*TASK OBJECTIVE*:
Return all lines where the word "решении" can be found.

*THE RECORDS*:
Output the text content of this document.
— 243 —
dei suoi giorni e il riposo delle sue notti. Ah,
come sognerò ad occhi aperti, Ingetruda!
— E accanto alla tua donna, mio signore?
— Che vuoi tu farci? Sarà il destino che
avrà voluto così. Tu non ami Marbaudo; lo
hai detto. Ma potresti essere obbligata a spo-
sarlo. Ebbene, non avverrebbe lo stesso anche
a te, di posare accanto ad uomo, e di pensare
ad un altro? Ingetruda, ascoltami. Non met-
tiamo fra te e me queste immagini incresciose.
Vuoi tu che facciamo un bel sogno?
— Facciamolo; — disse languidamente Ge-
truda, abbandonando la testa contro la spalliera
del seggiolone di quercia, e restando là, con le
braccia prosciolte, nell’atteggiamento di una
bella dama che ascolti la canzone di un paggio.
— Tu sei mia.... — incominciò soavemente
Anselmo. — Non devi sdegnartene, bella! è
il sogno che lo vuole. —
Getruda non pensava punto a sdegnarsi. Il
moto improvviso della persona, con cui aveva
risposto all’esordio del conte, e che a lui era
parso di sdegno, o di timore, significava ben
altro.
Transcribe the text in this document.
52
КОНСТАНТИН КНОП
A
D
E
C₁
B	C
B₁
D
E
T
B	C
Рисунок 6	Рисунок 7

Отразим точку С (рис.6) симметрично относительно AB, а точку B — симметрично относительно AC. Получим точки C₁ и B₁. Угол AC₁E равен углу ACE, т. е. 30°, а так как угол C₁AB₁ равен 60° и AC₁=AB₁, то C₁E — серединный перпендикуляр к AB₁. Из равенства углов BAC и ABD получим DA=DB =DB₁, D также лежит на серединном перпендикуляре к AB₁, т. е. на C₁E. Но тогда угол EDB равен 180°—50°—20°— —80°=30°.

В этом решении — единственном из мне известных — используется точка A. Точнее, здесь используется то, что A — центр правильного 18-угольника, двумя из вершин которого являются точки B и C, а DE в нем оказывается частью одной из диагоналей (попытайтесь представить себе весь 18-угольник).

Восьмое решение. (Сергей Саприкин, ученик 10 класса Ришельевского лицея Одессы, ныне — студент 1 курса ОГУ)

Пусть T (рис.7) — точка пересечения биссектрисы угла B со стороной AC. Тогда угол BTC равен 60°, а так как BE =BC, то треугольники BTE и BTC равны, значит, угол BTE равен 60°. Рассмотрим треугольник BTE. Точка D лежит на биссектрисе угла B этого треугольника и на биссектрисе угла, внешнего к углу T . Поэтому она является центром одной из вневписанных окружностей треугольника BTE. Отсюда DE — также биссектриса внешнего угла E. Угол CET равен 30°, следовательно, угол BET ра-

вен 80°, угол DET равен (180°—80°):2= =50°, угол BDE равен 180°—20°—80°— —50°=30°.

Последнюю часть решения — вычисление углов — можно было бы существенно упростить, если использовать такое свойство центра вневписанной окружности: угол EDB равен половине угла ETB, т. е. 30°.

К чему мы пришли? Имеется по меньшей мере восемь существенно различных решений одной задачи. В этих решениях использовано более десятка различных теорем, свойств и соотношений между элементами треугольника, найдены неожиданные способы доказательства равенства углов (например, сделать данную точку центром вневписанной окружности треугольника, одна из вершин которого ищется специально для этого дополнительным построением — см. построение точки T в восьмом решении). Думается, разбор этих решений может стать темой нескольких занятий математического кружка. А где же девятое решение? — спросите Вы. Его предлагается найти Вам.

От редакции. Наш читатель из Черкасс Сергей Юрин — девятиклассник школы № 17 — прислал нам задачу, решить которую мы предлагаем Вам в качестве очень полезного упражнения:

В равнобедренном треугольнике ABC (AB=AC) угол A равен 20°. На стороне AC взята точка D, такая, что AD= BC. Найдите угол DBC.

*REPLY TO THE TASK*:
В этом решении — единственном из мне известных — используется точка A. Точнее, здесь используется то, что A — центр правильного 18-угольника, двумя из вершин которого являются точки B и C, а DE в нем оказывается частью одной из диагоналей (попытайтесь представить себе весь 18-угольник).
К чему мы пришли? Имеется по меньшей мере восемь существенно различных решений одной задачи. В этих решениях использовано более десятка различных теорем, свойств и соотношений между элементами треугольника, найдены неожиданные способы доказательства равенства углов (например, сделать данную точку центром вневписанной окружности треугольника, одна из вершин которого ищется специально для этого дополнительным построением — см. построение точки T в восьмом решении). Думается, разбор этих решений может стать темой нескольких занятий математического кружка. А где же девятое решение? — спросите Вы. Его предлагается найти Вам.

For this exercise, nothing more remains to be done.